+++ MATERIAL SUPPLIED +++

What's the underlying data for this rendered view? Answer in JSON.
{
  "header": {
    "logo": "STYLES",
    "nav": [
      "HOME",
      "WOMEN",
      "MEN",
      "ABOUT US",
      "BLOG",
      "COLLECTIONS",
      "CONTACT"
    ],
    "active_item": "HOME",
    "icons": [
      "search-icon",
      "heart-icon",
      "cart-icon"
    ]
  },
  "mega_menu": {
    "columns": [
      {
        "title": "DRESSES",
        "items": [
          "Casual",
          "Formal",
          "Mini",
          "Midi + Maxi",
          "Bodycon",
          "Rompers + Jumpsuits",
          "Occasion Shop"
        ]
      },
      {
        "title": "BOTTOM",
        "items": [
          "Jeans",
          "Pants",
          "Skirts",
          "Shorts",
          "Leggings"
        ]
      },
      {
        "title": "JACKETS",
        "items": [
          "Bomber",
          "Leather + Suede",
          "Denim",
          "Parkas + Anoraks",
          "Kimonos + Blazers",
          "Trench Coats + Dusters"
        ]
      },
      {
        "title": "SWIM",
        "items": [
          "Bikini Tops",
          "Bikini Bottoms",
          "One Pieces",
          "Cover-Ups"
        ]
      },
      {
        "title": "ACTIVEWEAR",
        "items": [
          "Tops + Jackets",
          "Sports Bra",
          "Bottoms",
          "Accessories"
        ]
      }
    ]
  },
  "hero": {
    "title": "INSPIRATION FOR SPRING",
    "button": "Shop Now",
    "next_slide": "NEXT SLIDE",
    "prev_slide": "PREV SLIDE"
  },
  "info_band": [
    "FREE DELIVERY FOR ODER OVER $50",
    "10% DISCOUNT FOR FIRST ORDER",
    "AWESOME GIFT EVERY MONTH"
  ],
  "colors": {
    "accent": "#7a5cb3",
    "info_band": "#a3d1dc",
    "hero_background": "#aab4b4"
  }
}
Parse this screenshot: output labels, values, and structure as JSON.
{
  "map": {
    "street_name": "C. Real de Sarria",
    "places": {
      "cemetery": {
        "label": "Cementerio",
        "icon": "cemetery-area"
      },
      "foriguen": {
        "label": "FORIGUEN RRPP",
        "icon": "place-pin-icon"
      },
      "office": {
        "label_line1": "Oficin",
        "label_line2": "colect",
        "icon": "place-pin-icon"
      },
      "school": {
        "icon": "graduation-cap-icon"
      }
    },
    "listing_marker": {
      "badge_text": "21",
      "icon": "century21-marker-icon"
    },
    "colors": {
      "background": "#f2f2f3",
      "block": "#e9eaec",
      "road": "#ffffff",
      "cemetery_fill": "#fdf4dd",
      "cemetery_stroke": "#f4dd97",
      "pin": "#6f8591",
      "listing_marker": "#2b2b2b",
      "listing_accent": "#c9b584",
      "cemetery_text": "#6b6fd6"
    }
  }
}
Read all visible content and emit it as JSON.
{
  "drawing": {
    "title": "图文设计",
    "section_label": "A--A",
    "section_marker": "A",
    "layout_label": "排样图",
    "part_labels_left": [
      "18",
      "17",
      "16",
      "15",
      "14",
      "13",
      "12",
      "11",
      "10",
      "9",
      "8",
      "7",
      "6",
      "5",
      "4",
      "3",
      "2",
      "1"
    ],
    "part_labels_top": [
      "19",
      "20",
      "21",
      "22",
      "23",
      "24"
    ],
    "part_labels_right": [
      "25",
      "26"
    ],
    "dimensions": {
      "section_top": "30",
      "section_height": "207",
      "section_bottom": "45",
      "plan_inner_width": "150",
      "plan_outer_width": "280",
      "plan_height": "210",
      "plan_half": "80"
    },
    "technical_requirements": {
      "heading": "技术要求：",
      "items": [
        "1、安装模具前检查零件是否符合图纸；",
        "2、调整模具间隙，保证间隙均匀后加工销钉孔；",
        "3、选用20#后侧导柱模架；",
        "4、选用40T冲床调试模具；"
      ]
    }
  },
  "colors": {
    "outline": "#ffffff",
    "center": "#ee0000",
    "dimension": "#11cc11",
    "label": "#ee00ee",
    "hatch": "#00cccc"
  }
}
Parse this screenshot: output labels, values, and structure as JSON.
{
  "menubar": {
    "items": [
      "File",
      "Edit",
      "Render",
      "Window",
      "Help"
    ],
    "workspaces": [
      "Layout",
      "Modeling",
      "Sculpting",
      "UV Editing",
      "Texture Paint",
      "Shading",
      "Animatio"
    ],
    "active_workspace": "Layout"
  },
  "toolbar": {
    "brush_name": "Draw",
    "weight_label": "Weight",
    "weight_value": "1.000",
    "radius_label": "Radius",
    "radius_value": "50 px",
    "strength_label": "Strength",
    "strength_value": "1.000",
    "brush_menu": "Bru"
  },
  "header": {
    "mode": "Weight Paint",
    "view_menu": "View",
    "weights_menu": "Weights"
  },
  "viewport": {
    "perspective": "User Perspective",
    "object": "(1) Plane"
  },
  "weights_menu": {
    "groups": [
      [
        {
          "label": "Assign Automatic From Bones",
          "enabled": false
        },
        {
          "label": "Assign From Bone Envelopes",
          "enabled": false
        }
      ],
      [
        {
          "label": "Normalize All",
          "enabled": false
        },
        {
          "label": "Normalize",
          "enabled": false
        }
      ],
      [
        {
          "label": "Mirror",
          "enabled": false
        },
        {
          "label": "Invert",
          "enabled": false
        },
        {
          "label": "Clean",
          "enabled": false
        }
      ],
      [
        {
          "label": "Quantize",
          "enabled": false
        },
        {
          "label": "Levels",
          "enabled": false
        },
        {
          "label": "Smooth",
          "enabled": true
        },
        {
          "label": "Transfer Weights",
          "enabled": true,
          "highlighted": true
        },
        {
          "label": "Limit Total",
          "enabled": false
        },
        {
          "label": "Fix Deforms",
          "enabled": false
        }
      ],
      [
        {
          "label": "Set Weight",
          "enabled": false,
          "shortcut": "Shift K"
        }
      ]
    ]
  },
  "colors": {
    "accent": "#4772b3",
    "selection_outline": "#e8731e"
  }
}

+++

EXERCISE REQUIREMENTS
Print the material once more, exactly.

EXERCISE RESULT
What's the underlying data for this rendered view? Answer in JSON.
{
  "header": {
    "logo": "STYLES",
    "nav": [
      "HOME",
      "WOMEN",
      "MEN",
      "ABOUT US",
      "BLOG",
      "COLLECTIONS",
      "CONTACT"
    ],
    "active_item": "HOME",
    "icons": [
      "search-icon",
      "heart-icon",
      "cart-icon"
    ]
  },
  "mega_menu": {
    "columns": [
      {
        "title": "DRESSES",
        "items": [
          "Casual",
          "Formal",
          "Mini",
          "Midi + Maxi",
          "Bodycon",
          "Rompers + Jumpsuits",
          "Occasion Shop"
        ]
      },
      {
        "title": "BOTTOM",
        "items": [
          "Jeans",
          "Pants",
          "Skirts",
          "Shorts",
          "Leggings"
        ]
      },
      {
        "title": "JACKETS",
        "items": [
          "Bomber",
          "Leather + Suede",
          "Denim",
          "Parkas + Anoraks",
          "Kimonos + Blazers",
          "Trench Coats + Dusters"
        ]
      },
      {
        "title": "SWIM",
        "items": [
          "Bikini Tops",
          "Bikini Bottoms",
          "One Pieces",
          "Cover-Ups"
        ]
      },
      {
        "title": "ACTIVEWEAR",
        "items": [
          "Tops + Jackets",
          "Sports Bra",
          "Bottoms",
          "Accessories"
        ]
      }
    ]
  },
  "hero": {
    "title": "INSPIRATION FOR SPRING",
    "button": "Shop Now",
    "next_slide": "NEXT SLIDE",
    "prev_slide": "PREV SLIDE"
  },
  "info_band": [
    "FREE DELIVERY FOR ODER OVER $50",
    "10% DISCOUNT FOR FIRST ORDER",
    "AWESOME GIFT EVERY MONTH"
  ],
  "colors": {
    "accent": "#7a5cb3",
    "info_band": "#a3d1dc",
    "hero_background": "#aab4b4"
  }
}
Parse this screenshot: output labels, values, and structure as JSON.
{
  "map": {
    "street_name": "C. Real de Sarria",
    "places": {
      "cemetery": {
        "label": "Cementerio",
        "icon": "cemetery-area"
      },
      "foriguen": {
        "label": "FORIGUEN RRPP",
        "icon": "place-pin-icon"
      },
      "office": {
        "label_line1": "Oficin",
        "label_line2": "colect",
        "icon": "place-pin-icon"
      },
      "school": {
        "icon": "graduation-cap-icon"
      }
    },
    "listing_marker": {
      "badge_text": "21",
      "icon": "century21-marker-icon"
    },
    "colors": {
      "background": "#f2f2f3",
      "block": "#e9eaec",
      "road": "#ffffff",
      "cemetery_fill": "#fdf4dd",
      "cemetery_stroke": "#f4dd97",
      "pin": "#6f8591",
      "listing_marker": "#2b2b2b",
      "listing_accent": "#c9b584",
      "cemetery_text": "#6b6fd6"
    }
  }
}
Read all visible content and emit it as JSON.
{
  "drawing": {
    "title": "图文设计",
    "section_label": "A--A",
    "section_marker": "A",
    "layout_label": "排样图",
    "part_labels_left": [
      "18",
      "17",
      "16",
      "15",
      "14",
      "13",
      "12",
      "11",
      "10",
      "9",
      "8",
      "7",
      "6",
      "5",
      "4",
      "3",
      "2",
      "1"
    ],
    "part_labels_top": [
      "19",
      "20",
      "21",
      "22",
      "23",
      "24"
    ],
    "part_labels_right": [
      "25",
      "26"
    ],
    "dimensions": {
      "section_top": "30",
      "section_height": "207",
      "section_bottom": "45",
      "plan_inner_width": "150",
      "plan_outer_width": "280",
      "plan_height": "210",
      "plan_half": "80"
    },
    "technical_requirements": {
      "heading": "技术要求：",
      "items": [
        "1、安装模具前检查零件是否符合图纸；",
        "2、调整模具间隙，保证间隙均匀后加工销钉孔；",
        "3、选用20#后侧导柱模架；",
        "4、选用40T冲床调试模具；"
      ]
    }
  },
  "colors": {
    "outline": "#ffffff",
    "center": "#ee0000",
    "dimension": "#11cc11",
    "label": "#ee00ee",
    "hatch": "#00cccc"
  }
}
Parse this screenshot: output labels, values, and structure as JSON.
{
  "menubar": {
    "items": [
      "File",
      "Edit",
      "Render",
      "Window",
      "Help"
    ],
    "workspaces": [
      "Layout",
      "Modeling",
      "Sculpting",
      "UV Editing",
      "Texture Paint",
      "Shading",
      "Animatio"
    ],
    "active_workspace": "Layout"
  },
  "toolbar": {
    "brush_name": "Draw",
    "weight_label": "Weight",
    "weight_value": "1.000",
    "radius_label": "Radius",
    "radius_value": "50 px",
    "strength_label": "Strength",
    "strength_value": "1.000",
    "brush_menu": "Bru"
  },
  "header": {
    "mode": "Weight Paint",
    "view_menu": "View",
    "weights_menu": "Weights"
  },
  "viewport": {
    "perspective": "User Perspective",
    "object": "(1) Plane"
  },
  "weights_menu": {
    "groups": [
      [
        {
          "label": "Assign Automatic From Bones",
          "enabled": false
        },
        {
          "label": "Assign From Bone Envelopes",
          "enabled": false
        }
      ],
      [
        {
          "label": "Normalize All",
          "enabled": false
        },
        {
          "label": "Normalize",
          "enabled": false
        }
      ],
      [
        {
          "label": "Mirror",
          "enabled": false
        },
        {
          "label": "Invert",
          "enabled": false
        },
        {
          "label": "Clean",
          "enabled": false
        }
      ],
      [
        {
          "label": "Quantize",
          "enabled": false
        },
        {
          "label": "Levels",
          "enabled": false
        },
        {
          "label": "Smooth",
          "enabled": true
        },
        {
          "label": "Transfer Weights",
          "enabled": true,
          "highlighted": true
        },
        {
          "label": "Limit Total",
          "enabled": false
        },
        {
          "label": "Fix Deforms",
          "enabled": false
        }
      ],
      [
        {
          "label": "Set Weight",
          "enabled": false,
          "shortcut": "Shift K"
        }
      ]
    ]
  },
  "colors": {
    "accent": "#4772b3",
    "selection_outline": "#e8731e"
  }
}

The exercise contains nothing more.